**Extracted records:**
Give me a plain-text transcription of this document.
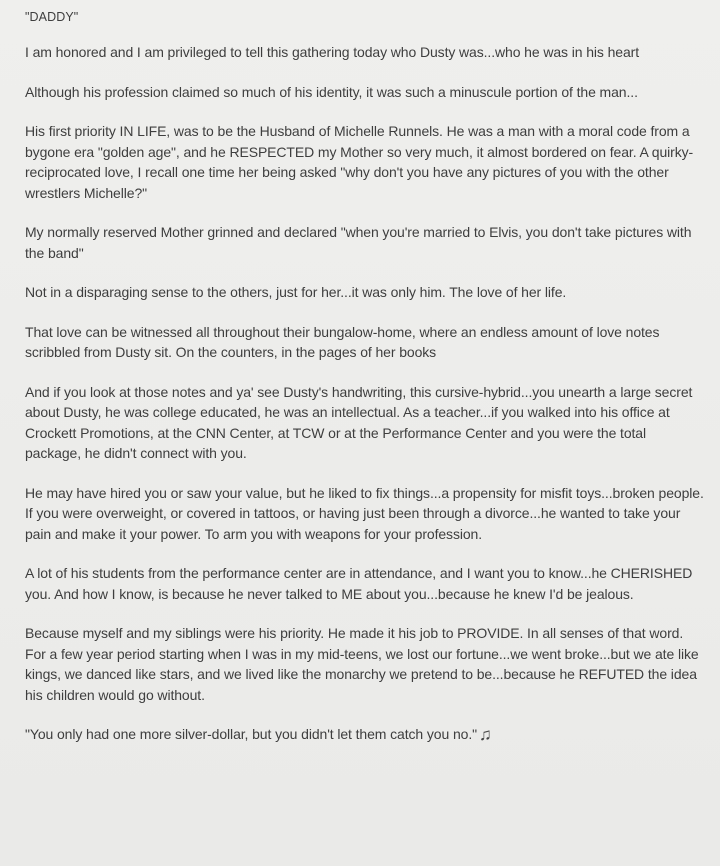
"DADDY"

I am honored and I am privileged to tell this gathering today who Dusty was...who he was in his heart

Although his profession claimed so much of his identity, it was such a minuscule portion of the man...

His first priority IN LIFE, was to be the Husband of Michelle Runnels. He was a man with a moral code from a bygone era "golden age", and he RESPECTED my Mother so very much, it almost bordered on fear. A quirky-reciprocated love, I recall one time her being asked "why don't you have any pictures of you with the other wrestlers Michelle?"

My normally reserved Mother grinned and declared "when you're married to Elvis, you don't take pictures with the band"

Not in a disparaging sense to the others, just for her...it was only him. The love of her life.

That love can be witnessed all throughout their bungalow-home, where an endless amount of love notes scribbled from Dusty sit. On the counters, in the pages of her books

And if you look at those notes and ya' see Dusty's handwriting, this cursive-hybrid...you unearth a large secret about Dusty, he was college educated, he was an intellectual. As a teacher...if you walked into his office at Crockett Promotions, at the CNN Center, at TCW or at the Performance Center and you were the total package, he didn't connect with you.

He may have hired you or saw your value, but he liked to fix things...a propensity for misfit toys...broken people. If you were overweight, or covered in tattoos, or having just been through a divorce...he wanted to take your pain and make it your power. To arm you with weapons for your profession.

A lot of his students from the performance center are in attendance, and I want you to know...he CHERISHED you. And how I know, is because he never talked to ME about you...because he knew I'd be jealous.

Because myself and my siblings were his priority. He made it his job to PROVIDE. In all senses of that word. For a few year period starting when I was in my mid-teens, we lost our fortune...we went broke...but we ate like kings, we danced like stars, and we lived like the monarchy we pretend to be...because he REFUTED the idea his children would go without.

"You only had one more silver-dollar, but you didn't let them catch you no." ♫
...
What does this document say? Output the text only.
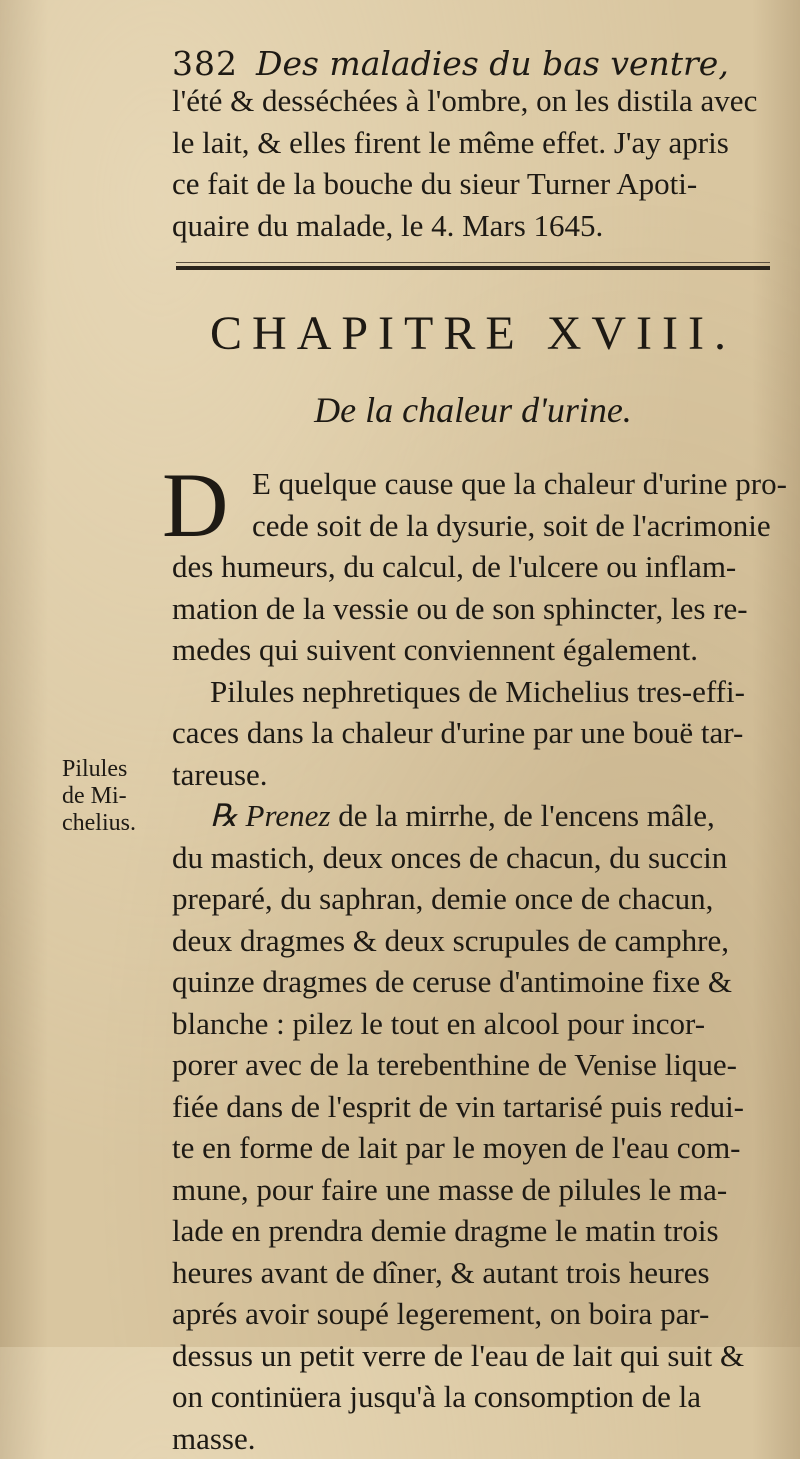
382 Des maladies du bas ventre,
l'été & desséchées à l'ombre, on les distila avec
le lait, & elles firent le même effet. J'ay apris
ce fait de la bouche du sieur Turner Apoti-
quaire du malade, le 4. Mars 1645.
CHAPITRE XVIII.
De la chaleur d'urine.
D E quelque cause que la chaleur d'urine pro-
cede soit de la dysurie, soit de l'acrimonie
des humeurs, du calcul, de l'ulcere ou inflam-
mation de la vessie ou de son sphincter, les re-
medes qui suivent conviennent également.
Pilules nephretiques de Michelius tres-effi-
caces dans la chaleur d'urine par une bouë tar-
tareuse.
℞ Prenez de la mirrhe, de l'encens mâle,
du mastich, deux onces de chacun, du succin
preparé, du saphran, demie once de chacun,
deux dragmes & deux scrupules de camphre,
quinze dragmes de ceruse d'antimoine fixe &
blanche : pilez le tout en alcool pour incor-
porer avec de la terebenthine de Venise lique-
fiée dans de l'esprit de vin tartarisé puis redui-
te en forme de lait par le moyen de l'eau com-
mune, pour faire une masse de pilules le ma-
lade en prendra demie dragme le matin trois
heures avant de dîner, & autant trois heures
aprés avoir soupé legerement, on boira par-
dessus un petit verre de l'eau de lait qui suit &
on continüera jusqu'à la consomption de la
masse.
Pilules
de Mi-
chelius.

**Work instructions:** Search the entries for the word "chaleur", then list each line that holds it.

**Written response:**
De la chaleur d'urine.
D E quelque cause que la chaleur d'urine pro-
caces dans la chaleur d'urine par une bouë tar-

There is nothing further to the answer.